YOUR OBJECTIVE.
Separate out the lines that hold "text".

Collection entries.
►

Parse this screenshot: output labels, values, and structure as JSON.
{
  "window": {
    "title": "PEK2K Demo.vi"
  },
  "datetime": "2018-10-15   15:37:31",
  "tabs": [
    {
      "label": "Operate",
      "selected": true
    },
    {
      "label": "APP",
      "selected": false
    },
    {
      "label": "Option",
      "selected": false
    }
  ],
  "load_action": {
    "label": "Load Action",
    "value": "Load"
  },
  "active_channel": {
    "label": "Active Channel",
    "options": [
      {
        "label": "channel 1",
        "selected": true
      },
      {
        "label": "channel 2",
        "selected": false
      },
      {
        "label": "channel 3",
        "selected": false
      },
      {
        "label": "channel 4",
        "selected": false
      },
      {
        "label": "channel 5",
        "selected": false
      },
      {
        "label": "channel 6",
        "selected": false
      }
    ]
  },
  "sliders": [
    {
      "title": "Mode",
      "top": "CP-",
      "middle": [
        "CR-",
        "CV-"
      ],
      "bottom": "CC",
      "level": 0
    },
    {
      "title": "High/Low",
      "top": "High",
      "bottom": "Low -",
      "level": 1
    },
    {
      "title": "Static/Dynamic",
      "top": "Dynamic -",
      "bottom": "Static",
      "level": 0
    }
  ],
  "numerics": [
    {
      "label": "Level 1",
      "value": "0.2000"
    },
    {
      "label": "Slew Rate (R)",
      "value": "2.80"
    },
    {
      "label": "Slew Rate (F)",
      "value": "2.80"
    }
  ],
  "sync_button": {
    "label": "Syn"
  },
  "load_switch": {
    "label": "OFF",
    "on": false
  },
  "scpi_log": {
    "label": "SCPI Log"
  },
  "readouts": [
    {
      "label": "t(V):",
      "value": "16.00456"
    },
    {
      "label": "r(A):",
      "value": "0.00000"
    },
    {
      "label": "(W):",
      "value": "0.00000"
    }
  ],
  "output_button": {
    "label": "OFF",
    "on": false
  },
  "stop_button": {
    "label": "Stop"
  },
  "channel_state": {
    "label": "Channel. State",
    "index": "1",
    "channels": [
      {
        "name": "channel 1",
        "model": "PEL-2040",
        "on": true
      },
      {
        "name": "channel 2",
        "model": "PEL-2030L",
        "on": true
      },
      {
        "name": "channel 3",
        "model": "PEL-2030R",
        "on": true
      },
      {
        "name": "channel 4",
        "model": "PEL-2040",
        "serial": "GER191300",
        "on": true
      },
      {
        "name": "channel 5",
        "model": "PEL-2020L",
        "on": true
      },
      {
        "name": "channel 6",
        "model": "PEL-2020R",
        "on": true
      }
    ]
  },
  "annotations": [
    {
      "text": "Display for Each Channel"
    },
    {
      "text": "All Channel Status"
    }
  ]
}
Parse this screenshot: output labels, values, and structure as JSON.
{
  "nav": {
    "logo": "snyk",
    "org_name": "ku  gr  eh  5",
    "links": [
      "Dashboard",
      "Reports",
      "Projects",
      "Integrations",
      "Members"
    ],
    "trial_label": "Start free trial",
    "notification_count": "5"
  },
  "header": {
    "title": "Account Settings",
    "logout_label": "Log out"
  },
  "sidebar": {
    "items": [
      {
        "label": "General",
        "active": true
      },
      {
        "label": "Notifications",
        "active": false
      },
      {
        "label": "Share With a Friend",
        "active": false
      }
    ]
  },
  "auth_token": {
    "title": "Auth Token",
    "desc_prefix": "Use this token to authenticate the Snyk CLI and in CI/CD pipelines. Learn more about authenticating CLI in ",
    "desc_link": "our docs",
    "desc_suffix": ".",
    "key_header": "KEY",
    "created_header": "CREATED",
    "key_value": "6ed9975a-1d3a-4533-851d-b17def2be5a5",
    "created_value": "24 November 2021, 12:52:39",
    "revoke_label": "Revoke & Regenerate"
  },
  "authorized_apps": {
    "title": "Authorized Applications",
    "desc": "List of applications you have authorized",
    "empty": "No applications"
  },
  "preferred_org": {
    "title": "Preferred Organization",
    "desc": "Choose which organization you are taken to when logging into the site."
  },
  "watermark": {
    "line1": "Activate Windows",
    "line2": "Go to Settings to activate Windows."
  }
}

◄

RESPONSE.
      "text": "Display for Each Channel"
      "text": "All Channel Status"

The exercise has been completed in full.